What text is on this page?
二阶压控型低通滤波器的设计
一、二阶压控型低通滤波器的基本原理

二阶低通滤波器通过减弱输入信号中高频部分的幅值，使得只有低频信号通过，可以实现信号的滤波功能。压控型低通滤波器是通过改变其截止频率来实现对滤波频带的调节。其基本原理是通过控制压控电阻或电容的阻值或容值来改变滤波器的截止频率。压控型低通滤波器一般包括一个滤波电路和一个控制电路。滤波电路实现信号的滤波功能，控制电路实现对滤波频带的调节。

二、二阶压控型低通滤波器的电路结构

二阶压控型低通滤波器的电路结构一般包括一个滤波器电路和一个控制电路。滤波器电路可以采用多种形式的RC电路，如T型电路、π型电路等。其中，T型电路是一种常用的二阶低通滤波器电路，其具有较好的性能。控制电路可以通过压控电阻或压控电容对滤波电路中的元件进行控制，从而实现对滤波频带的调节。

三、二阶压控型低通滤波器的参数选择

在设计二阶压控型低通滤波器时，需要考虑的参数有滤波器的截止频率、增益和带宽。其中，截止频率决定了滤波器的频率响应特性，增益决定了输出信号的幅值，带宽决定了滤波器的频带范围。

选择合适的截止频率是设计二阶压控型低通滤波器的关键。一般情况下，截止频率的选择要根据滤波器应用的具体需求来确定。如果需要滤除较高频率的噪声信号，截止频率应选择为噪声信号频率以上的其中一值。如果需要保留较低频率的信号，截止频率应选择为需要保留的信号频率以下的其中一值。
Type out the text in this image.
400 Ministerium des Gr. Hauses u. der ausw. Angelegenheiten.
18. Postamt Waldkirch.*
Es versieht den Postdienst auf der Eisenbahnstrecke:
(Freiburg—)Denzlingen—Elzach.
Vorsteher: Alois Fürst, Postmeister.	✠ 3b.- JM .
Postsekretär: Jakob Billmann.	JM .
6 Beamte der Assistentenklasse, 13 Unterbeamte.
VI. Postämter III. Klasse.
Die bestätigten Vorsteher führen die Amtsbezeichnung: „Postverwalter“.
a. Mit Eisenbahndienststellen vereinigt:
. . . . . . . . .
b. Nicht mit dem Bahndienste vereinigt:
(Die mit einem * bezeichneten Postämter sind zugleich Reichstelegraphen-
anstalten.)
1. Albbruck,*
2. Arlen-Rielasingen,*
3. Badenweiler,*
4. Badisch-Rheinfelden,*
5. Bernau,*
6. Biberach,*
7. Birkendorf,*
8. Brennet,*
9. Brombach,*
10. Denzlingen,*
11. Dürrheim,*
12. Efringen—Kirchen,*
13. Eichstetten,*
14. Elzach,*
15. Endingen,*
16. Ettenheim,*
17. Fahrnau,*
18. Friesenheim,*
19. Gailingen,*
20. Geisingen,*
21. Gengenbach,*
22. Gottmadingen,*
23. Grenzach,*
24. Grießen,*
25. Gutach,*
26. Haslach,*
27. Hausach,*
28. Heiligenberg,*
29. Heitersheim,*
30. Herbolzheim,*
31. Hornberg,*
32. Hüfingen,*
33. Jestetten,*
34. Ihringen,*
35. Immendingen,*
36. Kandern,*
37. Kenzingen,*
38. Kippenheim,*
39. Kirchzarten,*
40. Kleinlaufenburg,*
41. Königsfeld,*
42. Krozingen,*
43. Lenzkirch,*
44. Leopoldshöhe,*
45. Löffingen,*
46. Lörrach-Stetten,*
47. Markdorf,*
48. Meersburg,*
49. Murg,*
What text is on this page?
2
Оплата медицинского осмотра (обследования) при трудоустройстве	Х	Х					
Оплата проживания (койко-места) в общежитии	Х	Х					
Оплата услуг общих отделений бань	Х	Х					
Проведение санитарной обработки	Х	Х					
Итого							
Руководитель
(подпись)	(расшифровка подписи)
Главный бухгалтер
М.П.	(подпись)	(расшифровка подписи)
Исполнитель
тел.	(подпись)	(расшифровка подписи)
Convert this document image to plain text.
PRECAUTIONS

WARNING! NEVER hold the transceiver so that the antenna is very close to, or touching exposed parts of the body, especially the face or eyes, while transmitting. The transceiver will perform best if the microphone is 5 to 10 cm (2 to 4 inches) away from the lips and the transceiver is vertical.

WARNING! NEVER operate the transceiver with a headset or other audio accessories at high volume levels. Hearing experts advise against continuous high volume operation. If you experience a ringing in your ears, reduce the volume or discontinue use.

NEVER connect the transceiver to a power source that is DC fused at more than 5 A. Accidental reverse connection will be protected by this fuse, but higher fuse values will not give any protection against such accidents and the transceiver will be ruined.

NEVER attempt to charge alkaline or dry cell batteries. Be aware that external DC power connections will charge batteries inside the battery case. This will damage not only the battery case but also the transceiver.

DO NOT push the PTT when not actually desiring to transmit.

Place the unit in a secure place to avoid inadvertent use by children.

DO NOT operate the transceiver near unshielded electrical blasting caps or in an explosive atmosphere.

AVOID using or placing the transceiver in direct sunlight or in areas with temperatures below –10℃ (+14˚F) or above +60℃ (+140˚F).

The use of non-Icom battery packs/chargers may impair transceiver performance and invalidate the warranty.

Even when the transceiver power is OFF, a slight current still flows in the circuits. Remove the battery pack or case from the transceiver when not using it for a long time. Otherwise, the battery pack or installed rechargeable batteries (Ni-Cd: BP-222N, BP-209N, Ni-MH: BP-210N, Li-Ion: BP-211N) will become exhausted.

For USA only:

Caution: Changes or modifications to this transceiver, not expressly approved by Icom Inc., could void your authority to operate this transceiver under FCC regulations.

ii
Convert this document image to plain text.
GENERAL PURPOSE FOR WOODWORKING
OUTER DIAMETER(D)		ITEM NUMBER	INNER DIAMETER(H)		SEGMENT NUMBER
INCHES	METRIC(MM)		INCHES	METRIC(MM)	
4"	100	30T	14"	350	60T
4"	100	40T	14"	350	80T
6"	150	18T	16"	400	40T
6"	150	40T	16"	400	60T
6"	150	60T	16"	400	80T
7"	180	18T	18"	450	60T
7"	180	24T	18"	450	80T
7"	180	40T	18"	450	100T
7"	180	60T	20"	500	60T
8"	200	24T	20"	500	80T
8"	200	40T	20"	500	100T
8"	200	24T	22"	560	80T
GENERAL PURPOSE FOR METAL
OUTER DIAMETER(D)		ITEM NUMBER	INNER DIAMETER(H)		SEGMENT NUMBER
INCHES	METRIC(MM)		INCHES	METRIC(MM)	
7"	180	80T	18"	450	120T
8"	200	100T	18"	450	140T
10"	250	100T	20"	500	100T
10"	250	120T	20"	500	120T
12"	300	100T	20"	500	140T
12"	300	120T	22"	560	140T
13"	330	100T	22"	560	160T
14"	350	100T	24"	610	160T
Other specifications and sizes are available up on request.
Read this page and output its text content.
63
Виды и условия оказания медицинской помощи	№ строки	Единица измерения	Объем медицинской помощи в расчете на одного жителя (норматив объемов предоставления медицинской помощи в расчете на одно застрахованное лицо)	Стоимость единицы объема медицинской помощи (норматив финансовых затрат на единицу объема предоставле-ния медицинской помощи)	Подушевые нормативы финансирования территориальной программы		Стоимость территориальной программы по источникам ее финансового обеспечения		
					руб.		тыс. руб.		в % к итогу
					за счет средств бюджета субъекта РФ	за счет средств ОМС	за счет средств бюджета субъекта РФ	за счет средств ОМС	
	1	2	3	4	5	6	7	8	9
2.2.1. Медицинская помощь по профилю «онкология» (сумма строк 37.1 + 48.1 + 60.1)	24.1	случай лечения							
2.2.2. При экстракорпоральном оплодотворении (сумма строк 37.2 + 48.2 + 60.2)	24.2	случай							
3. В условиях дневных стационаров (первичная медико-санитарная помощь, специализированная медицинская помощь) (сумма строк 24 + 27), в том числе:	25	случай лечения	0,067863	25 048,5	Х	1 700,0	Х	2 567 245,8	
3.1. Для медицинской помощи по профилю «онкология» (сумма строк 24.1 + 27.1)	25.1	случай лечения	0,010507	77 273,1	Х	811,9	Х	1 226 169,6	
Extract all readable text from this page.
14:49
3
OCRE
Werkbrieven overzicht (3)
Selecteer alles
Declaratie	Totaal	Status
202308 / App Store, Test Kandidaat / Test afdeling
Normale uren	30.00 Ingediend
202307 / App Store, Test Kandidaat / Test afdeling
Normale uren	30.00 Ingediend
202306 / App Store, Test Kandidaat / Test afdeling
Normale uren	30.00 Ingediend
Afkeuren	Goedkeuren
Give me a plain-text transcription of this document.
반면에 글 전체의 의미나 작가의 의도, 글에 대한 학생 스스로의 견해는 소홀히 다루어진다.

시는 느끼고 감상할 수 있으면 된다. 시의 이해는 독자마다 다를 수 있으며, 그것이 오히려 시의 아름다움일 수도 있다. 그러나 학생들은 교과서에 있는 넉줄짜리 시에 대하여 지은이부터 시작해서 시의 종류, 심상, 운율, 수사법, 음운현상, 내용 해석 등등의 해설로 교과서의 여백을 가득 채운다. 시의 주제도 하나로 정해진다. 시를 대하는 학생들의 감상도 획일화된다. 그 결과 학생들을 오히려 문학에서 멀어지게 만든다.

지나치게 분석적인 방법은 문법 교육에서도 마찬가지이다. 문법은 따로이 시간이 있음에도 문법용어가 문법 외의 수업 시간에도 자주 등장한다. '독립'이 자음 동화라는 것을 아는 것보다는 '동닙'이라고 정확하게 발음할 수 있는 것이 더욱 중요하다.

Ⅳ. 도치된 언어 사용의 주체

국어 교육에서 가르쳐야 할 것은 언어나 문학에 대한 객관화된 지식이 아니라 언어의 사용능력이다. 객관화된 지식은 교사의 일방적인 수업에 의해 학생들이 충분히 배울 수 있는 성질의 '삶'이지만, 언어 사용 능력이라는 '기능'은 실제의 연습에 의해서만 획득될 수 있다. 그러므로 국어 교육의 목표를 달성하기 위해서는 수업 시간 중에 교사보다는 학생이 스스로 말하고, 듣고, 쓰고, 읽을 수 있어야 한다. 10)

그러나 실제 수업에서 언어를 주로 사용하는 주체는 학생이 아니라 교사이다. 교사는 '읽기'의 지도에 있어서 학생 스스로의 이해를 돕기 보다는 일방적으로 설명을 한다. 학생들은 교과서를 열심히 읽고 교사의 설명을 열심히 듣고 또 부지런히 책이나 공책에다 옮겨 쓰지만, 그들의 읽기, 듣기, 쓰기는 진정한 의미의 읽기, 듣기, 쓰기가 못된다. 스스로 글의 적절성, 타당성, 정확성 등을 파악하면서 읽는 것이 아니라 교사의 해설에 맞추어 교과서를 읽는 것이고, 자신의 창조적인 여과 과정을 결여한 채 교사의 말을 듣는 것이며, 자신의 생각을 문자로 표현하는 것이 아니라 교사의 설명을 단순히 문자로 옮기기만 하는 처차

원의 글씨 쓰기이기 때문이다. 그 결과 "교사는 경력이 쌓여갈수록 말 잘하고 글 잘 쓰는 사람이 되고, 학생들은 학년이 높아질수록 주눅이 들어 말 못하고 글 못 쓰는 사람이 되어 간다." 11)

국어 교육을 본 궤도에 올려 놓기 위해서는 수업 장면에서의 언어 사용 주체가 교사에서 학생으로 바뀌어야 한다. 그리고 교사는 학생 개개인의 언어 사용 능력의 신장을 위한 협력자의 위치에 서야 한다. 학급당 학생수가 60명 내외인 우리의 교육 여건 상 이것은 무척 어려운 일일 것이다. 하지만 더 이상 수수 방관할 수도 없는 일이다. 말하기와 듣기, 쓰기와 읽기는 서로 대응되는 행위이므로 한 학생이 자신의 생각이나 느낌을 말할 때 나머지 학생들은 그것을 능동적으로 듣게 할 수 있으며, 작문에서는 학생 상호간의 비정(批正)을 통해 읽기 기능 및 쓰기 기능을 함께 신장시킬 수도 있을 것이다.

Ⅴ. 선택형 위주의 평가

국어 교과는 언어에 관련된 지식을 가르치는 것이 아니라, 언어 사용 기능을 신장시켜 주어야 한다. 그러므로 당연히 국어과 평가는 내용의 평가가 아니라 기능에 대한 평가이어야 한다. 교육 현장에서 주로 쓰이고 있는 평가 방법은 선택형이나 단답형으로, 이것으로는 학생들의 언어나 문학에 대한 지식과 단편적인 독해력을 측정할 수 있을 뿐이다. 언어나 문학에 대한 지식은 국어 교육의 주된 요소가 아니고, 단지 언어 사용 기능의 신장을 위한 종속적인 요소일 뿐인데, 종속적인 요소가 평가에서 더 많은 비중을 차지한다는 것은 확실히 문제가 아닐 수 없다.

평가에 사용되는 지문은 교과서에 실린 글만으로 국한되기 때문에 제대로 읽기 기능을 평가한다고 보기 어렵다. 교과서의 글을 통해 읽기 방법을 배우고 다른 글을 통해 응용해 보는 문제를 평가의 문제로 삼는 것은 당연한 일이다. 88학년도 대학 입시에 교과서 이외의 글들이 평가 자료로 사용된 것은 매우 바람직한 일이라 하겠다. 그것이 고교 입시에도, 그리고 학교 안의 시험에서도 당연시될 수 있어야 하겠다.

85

◇ ◇ ◇

Each line in the material either holds the string "power" or does not. State how many do, and nothing else.

Solution to this problem ▸ 3